Records follow. Select each line holding "this".
****************************************
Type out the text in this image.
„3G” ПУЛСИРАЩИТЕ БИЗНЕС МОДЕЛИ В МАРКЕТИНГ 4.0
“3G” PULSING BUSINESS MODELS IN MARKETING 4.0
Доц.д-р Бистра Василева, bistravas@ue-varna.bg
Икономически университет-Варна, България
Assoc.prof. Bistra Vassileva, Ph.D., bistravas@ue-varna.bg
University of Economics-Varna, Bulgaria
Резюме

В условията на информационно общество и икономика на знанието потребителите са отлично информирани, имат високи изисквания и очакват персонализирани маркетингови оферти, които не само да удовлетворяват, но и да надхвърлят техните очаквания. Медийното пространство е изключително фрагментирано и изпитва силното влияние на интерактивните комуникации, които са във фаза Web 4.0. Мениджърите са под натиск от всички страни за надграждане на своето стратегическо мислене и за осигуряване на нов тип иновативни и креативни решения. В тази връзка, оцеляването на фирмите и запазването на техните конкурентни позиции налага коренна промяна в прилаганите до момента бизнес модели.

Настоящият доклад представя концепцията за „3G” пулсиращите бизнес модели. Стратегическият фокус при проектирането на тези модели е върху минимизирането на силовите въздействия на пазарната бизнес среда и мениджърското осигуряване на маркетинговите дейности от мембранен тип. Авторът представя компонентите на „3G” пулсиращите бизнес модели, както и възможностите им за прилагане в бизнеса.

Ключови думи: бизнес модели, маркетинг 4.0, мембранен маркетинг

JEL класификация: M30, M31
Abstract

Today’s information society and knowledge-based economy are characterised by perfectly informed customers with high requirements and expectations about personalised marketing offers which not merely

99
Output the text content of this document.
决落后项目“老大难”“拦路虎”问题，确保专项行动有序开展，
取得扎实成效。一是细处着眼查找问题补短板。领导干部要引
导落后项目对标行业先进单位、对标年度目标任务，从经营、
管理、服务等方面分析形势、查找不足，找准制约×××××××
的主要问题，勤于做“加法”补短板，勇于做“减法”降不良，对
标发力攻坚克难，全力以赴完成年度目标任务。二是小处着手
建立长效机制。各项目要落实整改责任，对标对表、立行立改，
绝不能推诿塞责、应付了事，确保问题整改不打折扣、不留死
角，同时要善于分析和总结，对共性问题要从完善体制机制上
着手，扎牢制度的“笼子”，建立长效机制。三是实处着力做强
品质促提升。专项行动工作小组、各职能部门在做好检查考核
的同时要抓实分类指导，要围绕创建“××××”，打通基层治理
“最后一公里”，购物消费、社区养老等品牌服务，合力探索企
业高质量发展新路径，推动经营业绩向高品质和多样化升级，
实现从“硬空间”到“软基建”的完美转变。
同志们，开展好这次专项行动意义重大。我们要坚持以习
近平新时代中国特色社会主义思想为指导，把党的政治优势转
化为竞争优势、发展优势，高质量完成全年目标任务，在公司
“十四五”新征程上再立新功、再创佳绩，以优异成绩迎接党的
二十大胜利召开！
****************************************
Finished answer:
Type out the text in this image.
Output the text content of this document.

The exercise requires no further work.